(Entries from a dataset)
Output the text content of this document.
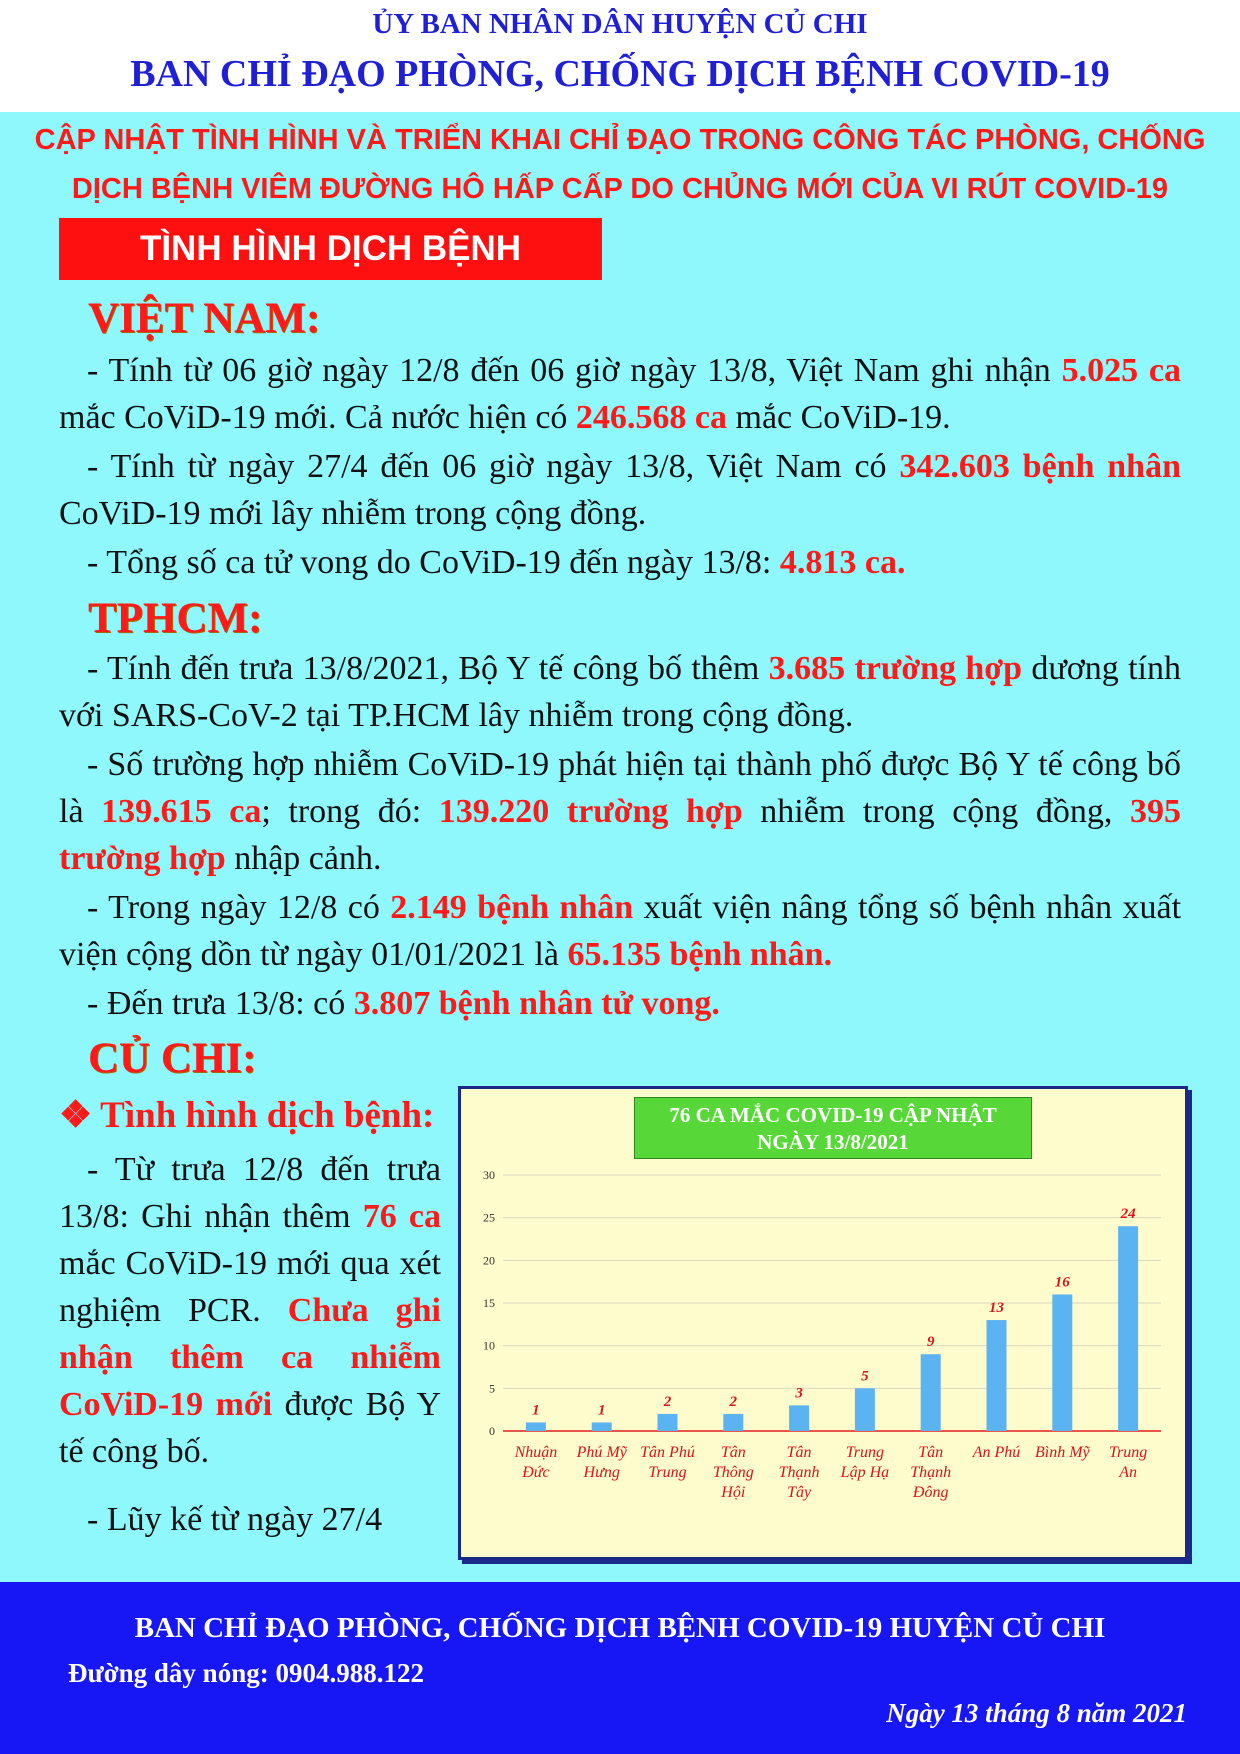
ỦY BAN NHÂN DÂN HUYỆN CỦ CHI
BAN CHỈ ĐẠO PHÒNG, CHỐNG DỊCH BỆNH COVID-19
CẬP NHẬT TÌNH HÌNH VÀ TRIỂN KHAI CHỈ ĐẠO TRONG CÔNG TÁC PHÒNG, CHỐNG
DỊCH BỆNH VIÊM ĐƯỜNG HÔ HẤP CẤP DO CHỦNG MỚI CỦA VI RÚT COVID-19
TÌNH HÌNH DỊCH BỆNH
VIỆT NAM:
- Tính từ 06 giờ ngày 12/8 đến 06 giờ ngày 13/8, Việt Nam ghi nhận 5.025 ca mắc CoViD-19 mới. Cả nước hiện có 246.568 ca mắc CoViD-19.
- Tính từ ngày 27/4 đến 06 giờ ngày 13/8, Việt Nam có 342.603 bệnh nhân CoViD-19 mới lây nhiễm trong cộng đồng.
- Tổng số ca tử vong do CoViD-19 đến ngày 13/8: 4.813 ca.
TPHCM:
- Tính đến trưa 13/8/2021, Bộ Y tế công bố thêm 3.685 trường hợp dương tính với SARS-CoV-2 tại TP.HCM lây nhiễm trong cộng đồng.
- Số trường hợp nhiễm CoViD-19 phát hiện tại thành phố được Bộ Y tế công bố là 139.615 ca; trong đó: 139.220 trường hợp nhiễm trong cộng đồng, 395 trường hợp nhập cảnh.
- Trong ngày 12/8 có 2.149 bệnh nhân xuất viện nâng tổng số bệnh nhân xuất viện cộng dồn từ ngày 01/01/2021 là 65.135 bệnh nhân.
- Đến trưa 13/8: có 3.807 bệnh nhân tử vong.
CỦ CHI:
❖ Tình hình dịch bệnh:
- Từ trưa 12/8 đến trưa 13/8: Ghi nhận thêm 76 ca mắc CoViD-19 mới qua xét nghiệm PCR. Chưa ghi nhận thêm ca nhiễm CoViD-19 mới được Bộ Y tế công bố.
- Lũy kế từ ngày 27/4
0
5
10
15
20
25
30
1
Nhuận Đức
1
Phú Mỹ Hưng
2
Tân Phú Trung
2
Tân Thông Hội
3
Tân Thạnh Tây
5
Trung Lập Hạ
9
Tân Thạnh Đông
13
An Phú
16
Bình Mỹ
24
Trung An
76 CA MẮC COVID-19 CẬP NHẬT
NGÀY 13/8/2021
BAN CHỈ ĐẠO PHÒNG, CHỐNG DỊCH BỆNH COVID-19 HUYỆN CỦ CHI
Đường dây nóng: 0904.988.122
Ngày 13 tháng 8 năm 2021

> **Exercise**: Give the data above again in full and unchanged, skipping the pictures.

> **Solved problem**:
Output the text content of this document.
ỦY BAN NHÂN DÂN HUYỆN CỦ CHI
BAN CHỈ ĐẠO PHÒNG, CHỐNG DỊCH BỆNH COVID-19
CẬP NHẬT TÌNH HÌNH VÀ TRIỂN KHAI CHỈ ĐẠO TRONG CÔNG TÁC PHÒNG, CHỐNG
DỊCH BỆNH VIÊM ĐƯỜNG HÔ HẤP CẤP DO CHỦNG MỚI CỦA VI RÚT COVID-19
TÌNH HÌNH DỊCH BỆNH
VIỆT NAM:
- Tính từ 06 giờ ngày 12/8 đến 06 giờ ngày 13/8, Việt Nam ghi nhận 5.025 ca mắc CoViD-19 mới. Cả nước hiện có 246.568 ca mắc CoViD-19.
- Tính từ ngày 27/4 đến 06 giờ ngày 13/8, Việt Nam có 342.603 bệnh nhân CoViD-19 mới lây nhiễm trong cộng đồng.
- Tổng số ca tử vong do CoViD-19 đến ngày 13/8: 4.813 ca.
TPHCM:
- Tính đến trưa 13/8/2021, Bộ Y tế công bố thêm 3.685 trường hợp dương tính với SARS-CoV-2 tại TP.HCM lây nhiễm trong cộng đồng.
- Số trường hợp nhiễm CoViD-19 phát hiện tại thành phố được Bộ Y tế công bố là 139.615 ca; trong đó: 139.220 trường hợp nhiễm trong cộng đồng, 395 trường hợp nhập cảnh.
- Trong ngày 12/8 có 2.149 bệnh nhân xuất viện nâng tổng số bệnh nhân xuất viện cộng dồn từ ngày 01/01/2021 là 65.135 bệnh nhân.
- Đến trưa 13/8: có 3.807 bệnh nhân tử vong.
CỦ CHI:
❖ Tình hình dịch bệnh:
- Từ trưa 12/8 đến trưa 13/8: Ghi nhận thêm 76 ca mắc CoViD-19 mới qua xét nghiệm PCR. Chưa ghi nhận thêm ca nhiễm CoViD-19 mới được Bộ Y tế công bố.
- Lũy kế từ ngày 27/4
0
5
10
15
20
25
30
1
Nhuận Đức
1
Phú Mỹ Hưng
2
Tân Phú Trung
2
Tân Thông Hội
3
Tân Thạnh Tây
5
Trung Lập Hạ
9
Tân Thạnh Đông
13
An Phú
16
Bình Mỹ
24
Trung An
76 CA MẮC COVID-19 CẬP NHẬT
NGÀY 13/8/2021
BAN CHỈ ĐẠO PHÒNG, CHỐNG DỊCH BỆNH COVID-19 HUYỆN CỦ CHI
Đường dây nóng: 0904.988.122
Ngày 13 tháng 8 năm 2021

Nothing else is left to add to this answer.